**Given task**
Below are some records. Copy every line in them that holds "Sell".

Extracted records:
==============================

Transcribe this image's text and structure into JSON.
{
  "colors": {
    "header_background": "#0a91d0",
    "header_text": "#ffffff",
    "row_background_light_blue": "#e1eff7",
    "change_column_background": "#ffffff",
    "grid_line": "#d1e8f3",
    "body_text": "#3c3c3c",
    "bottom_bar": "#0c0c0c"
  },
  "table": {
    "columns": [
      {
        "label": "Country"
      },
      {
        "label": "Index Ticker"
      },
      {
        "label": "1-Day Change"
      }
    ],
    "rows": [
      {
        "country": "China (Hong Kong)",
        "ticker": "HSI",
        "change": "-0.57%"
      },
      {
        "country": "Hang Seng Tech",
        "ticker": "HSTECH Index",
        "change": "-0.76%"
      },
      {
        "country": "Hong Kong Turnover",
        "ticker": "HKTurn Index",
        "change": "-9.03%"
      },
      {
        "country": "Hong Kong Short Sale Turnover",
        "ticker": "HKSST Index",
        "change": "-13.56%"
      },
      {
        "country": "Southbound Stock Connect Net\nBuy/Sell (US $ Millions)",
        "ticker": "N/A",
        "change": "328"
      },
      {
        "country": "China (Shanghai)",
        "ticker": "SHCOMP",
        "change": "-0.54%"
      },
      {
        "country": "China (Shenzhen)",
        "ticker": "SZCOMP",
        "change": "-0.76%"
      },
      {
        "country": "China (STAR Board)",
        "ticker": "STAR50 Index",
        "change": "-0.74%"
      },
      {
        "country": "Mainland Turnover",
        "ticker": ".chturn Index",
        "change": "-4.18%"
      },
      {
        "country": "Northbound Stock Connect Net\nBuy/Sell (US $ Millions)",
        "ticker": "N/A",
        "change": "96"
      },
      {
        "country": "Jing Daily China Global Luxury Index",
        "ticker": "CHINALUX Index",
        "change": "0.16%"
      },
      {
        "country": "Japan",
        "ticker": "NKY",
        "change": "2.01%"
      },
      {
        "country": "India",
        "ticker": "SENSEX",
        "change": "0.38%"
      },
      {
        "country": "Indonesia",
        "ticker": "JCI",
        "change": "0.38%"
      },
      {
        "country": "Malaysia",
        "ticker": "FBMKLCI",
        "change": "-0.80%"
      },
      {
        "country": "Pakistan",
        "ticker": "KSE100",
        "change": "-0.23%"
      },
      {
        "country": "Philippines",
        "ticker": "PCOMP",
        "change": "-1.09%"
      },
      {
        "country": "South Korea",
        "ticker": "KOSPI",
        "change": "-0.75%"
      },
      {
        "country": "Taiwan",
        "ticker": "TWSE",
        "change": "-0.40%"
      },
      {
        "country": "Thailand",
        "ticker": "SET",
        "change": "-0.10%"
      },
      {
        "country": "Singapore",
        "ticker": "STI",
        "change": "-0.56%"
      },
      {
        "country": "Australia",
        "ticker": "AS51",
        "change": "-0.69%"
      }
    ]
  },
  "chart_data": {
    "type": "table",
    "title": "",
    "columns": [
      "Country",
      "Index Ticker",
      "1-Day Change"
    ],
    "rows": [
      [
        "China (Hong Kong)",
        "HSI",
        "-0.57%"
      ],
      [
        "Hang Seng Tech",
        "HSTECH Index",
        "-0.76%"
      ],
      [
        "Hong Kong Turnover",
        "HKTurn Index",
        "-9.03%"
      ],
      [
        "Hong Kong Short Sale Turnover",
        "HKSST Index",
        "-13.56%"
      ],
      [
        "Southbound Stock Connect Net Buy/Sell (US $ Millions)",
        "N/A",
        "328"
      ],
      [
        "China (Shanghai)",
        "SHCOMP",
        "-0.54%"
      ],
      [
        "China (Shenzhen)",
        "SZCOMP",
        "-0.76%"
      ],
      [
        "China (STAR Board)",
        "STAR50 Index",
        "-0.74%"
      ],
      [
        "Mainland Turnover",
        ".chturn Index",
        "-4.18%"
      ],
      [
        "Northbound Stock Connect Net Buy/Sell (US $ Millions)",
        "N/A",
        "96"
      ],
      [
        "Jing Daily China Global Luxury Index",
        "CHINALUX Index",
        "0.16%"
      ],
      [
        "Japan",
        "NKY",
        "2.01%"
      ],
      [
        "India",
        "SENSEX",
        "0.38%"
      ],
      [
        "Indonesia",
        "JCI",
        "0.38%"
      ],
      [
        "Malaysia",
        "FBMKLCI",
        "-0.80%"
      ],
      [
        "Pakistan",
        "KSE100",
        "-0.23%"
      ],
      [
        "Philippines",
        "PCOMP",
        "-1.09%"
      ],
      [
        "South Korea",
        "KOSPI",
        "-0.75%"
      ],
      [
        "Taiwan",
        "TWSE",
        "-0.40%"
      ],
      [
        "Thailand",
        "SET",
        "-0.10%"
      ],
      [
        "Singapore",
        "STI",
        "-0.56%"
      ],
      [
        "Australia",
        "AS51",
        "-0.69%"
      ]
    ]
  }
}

==============================

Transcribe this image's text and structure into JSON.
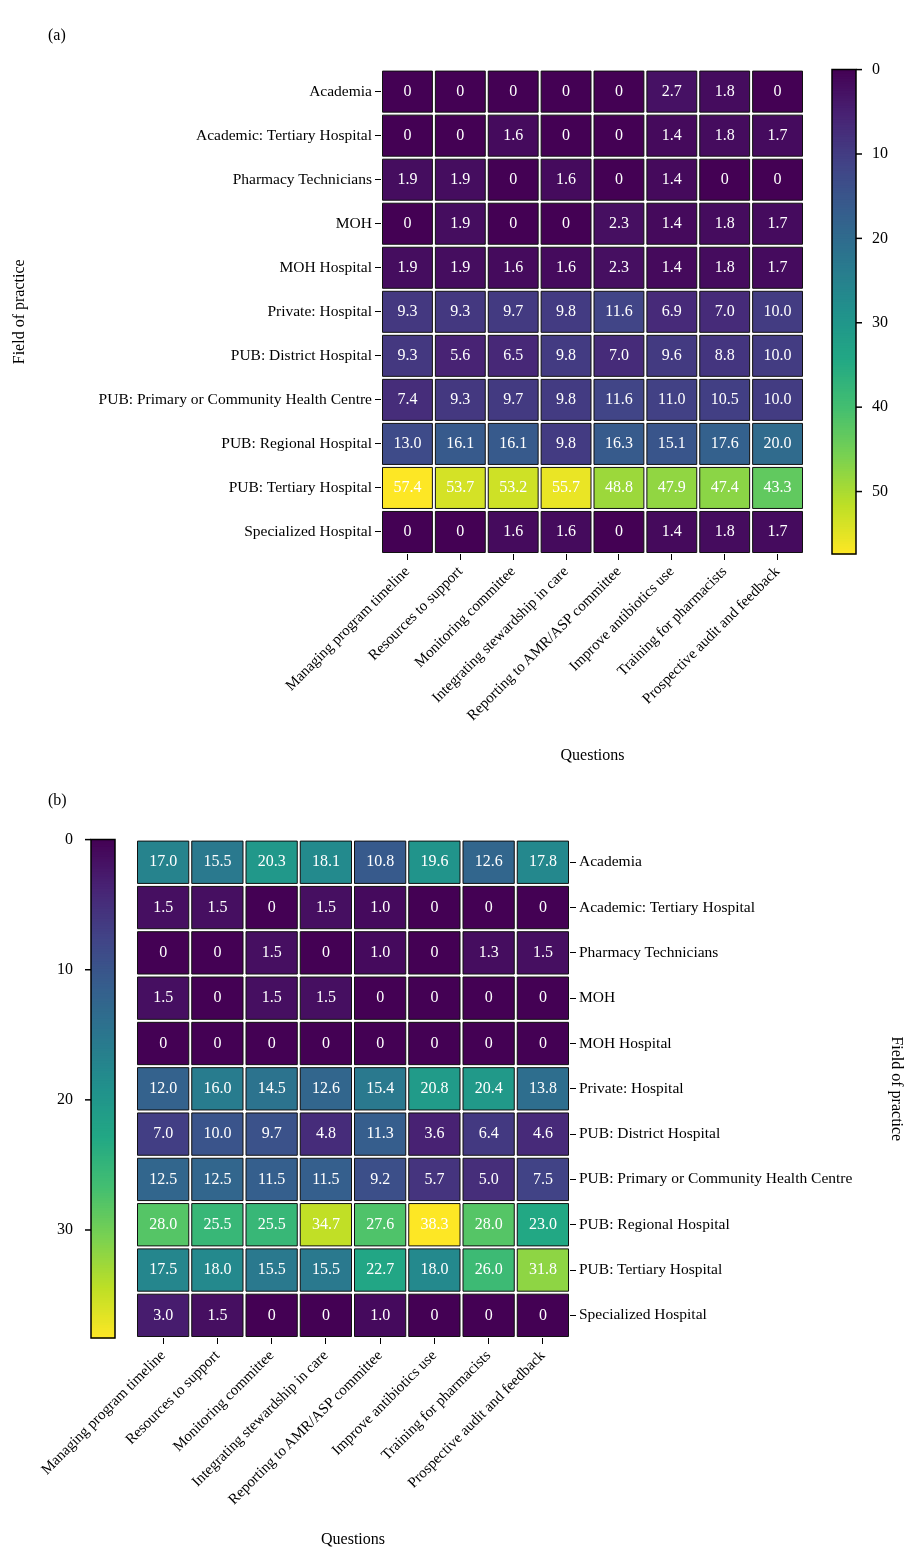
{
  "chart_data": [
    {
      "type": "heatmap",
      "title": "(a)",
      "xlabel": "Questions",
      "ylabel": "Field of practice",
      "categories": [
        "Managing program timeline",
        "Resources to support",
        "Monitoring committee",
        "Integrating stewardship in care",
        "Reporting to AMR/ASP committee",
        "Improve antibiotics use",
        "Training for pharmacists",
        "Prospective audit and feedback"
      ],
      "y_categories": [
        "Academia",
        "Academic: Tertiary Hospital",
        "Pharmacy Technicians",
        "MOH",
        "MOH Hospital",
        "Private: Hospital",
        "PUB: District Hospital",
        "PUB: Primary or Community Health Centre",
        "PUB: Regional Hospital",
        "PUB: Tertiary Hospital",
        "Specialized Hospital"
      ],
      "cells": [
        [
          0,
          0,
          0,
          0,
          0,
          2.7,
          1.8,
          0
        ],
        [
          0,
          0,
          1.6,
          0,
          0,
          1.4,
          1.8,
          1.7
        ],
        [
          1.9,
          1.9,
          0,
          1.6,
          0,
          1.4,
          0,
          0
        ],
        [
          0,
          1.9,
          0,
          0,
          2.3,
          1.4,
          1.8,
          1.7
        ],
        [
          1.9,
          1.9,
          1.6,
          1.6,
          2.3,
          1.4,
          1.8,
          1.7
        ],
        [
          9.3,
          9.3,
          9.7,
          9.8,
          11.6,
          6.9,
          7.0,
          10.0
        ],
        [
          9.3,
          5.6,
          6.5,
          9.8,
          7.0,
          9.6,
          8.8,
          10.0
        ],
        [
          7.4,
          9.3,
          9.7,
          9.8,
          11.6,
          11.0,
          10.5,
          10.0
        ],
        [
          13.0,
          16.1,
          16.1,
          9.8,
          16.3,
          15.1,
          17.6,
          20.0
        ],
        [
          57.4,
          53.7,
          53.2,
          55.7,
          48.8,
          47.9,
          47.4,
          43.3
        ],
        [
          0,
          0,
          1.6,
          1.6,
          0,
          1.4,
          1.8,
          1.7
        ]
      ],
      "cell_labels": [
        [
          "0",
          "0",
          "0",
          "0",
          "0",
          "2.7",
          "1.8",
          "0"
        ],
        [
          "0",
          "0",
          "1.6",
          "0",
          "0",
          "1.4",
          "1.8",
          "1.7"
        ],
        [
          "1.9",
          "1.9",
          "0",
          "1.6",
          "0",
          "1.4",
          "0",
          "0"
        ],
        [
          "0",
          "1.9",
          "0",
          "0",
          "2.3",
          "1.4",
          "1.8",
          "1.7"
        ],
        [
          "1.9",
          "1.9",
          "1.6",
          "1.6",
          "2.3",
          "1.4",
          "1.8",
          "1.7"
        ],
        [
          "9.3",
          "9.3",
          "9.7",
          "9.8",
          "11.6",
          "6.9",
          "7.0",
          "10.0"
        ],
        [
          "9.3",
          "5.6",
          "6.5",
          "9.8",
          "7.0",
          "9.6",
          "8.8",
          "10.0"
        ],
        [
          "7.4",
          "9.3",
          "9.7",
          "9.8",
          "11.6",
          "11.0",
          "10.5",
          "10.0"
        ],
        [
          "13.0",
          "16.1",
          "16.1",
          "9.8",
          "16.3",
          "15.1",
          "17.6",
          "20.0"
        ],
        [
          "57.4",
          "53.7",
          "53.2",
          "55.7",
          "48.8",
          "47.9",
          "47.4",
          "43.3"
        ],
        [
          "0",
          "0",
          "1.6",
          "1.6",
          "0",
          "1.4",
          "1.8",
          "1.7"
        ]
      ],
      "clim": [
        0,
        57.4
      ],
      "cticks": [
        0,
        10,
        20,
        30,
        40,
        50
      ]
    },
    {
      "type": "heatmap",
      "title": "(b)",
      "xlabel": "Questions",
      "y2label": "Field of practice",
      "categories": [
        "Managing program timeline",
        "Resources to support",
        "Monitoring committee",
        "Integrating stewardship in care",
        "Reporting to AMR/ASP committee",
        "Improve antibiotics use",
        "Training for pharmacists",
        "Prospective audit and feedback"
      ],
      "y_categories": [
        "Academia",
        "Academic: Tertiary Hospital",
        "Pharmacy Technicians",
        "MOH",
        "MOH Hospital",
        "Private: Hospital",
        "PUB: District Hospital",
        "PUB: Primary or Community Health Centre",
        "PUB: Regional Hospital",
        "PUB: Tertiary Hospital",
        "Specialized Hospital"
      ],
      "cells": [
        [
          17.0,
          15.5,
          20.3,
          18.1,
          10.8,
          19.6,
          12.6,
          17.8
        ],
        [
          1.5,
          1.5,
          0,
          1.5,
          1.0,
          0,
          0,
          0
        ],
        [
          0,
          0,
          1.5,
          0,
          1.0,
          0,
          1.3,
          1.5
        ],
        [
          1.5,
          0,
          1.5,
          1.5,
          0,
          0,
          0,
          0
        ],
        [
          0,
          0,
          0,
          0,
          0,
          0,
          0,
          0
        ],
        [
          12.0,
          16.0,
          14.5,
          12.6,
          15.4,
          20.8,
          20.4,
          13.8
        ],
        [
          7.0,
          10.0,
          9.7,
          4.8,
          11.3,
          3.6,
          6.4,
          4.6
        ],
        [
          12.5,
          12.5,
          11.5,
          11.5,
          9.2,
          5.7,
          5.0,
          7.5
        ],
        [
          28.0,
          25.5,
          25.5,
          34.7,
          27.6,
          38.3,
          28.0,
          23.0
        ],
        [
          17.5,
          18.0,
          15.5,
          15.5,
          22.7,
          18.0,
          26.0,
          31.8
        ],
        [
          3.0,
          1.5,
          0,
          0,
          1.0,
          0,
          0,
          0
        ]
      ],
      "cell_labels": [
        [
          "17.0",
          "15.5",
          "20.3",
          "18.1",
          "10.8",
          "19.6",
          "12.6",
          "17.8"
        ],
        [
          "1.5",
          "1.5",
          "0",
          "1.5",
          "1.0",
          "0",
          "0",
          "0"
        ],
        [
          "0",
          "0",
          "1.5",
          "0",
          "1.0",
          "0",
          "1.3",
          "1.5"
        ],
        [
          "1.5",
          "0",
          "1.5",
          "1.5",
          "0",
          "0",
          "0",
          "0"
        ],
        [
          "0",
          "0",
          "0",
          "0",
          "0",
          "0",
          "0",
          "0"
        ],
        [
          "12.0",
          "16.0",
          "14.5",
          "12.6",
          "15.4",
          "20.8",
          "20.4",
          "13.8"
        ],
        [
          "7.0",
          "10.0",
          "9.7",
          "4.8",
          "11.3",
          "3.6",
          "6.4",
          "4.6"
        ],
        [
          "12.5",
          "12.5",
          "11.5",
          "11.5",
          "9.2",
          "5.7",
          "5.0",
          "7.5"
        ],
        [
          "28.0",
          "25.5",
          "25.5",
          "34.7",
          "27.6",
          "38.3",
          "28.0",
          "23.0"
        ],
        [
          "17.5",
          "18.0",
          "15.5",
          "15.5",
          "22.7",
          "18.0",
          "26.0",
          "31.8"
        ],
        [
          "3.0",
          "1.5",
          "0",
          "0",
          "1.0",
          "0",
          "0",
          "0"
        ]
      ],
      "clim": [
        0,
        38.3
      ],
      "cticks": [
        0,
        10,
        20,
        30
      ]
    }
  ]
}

==============================

**Task result**
        "country": "Southbound Stock Connect Net\nBuy/Sell (US $ Millions)",
        "country": "Northbound Stock Connect Net\nBuy/Sell (US $ Millions)",
        "Southbound Stock Connect Net Buy/Sell (US $ Millions)",
        "Northbound Stock Connect Net Buy/Sell (US $ Millions)",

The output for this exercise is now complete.